THE EXERCISE: Where a line holds the string "ductile", return that line.

Begin

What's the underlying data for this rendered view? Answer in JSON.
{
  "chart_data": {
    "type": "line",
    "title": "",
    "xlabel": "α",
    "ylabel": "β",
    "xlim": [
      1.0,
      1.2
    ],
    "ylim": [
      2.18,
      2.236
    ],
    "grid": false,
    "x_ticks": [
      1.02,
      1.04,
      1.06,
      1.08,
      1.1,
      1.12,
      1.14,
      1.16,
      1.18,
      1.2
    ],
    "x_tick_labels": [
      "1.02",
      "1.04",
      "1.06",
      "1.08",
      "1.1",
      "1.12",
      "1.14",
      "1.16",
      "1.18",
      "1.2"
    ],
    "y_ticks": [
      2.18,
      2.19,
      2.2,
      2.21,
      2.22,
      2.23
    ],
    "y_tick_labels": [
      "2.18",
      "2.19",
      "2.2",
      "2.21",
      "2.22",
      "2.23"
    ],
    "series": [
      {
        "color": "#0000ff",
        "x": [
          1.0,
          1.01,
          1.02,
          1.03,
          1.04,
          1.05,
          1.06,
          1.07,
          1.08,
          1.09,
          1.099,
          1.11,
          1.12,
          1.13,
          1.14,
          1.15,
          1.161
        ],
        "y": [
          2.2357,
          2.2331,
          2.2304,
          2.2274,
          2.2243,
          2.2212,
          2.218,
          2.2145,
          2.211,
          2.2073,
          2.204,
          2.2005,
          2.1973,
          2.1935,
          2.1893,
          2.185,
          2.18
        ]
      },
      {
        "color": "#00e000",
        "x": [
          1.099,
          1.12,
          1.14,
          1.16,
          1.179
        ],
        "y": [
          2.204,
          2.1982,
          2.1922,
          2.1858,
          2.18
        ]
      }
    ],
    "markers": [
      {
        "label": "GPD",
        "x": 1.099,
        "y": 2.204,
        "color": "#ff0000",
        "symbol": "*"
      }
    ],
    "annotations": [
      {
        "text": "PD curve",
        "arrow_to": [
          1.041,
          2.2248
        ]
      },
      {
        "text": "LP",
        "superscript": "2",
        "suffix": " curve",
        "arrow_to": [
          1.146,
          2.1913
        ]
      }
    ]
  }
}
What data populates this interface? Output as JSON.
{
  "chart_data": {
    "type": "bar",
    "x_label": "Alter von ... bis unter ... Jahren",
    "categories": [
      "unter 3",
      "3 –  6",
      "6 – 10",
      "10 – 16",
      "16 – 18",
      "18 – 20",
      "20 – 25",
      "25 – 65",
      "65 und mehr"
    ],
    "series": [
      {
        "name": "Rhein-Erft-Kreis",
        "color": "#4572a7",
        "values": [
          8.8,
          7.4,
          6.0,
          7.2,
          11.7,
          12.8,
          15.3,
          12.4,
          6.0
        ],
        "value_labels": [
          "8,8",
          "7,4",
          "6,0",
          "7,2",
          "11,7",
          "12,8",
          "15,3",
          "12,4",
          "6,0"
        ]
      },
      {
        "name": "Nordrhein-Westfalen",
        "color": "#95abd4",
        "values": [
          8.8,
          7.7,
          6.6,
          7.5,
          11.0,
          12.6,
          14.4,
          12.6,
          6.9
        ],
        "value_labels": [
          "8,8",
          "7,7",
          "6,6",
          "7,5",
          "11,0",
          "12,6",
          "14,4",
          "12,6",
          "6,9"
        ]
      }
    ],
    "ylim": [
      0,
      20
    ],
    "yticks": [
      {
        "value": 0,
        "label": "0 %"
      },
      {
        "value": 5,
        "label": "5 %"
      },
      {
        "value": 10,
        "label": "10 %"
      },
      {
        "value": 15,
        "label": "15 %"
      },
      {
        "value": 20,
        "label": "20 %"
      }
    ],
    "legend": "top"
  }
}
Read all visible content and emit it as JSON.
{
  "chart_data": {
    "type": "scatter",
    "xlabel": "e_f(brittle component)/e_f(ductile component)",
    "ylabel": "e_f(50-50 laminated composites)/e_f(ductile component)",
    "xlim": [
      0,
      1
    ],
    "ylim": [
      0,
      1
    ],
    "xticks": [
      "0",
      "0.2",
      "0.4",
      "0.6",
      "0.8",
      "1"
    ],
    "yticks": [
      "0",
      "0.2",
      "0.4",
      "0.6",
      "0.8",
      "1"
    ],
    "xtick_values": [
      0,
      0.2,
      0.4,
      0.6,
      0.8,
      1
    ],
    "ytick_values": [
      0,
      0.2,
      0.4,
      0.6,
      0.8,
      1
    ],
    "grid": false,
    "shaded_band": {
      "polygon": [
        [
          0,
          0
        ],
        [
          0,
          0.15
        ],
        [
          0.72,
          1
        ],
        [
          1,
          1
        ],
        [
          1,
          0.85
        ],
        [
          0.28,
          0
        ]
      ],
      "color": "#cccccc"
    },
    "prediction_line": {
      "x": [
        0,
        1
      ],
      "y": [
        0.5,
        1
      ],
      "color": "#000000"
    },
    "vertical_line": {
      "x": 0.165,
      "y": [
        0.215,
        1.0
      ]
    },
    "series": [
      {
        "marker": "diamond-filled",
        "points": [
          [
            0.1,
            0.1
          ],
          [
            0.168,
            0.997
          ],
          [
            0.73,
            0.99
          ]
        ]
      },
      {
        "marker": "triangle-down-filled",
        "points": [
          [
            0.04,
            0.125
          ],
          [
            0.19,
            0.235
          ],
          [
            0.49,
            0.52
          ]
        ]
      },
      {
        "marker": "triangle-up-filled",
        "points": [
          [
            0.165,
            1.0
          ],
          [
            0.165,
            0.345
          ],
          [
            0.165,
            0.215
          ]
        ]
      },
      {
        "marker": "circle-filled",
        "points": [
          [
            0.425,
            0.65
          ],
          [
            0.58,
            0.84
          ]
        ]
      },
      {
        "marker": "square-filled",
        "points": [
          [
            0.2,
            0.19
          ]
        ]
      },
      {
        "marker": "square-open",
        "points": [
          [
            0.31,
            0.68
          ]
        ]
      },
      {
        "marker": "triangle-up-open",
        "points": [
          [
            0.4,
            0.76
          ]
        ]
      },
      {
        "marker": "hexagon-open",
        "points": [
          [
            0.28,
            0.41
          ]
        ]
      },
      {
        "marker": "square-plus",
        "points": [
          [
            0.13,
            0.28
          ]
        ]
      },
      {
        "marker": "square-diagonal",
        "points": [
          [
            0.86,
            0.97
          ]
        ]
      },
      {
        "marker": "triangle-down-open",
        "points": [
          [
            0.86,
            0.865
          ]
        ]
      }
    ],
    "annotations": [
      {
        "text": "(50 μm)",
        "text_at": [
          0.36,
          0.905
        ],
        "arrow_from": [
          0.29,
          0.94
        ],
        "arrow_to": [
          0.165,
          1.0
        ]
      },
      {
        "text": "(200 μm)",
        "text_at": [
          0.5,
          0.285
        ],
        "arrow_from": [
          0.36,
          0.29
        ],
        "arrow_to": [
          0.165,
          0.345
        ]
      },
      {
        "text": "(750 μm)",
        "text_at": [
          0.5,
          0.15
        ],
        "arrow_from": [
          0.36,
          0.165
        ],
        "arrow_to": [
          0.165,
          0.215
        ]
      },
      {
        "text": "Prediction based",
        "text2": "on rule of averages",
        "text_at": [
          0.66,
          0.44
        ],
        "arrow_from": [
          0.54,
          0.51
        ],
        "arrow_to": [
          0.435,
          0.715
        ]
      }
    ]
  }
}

End

ANSWER TO THIS TASK:
    "xlabel": "e_f(brittle component)/e_f(ductile component)",
    "ylabel": "e_f(50-50 laminated composites)/e_f(ductile component)",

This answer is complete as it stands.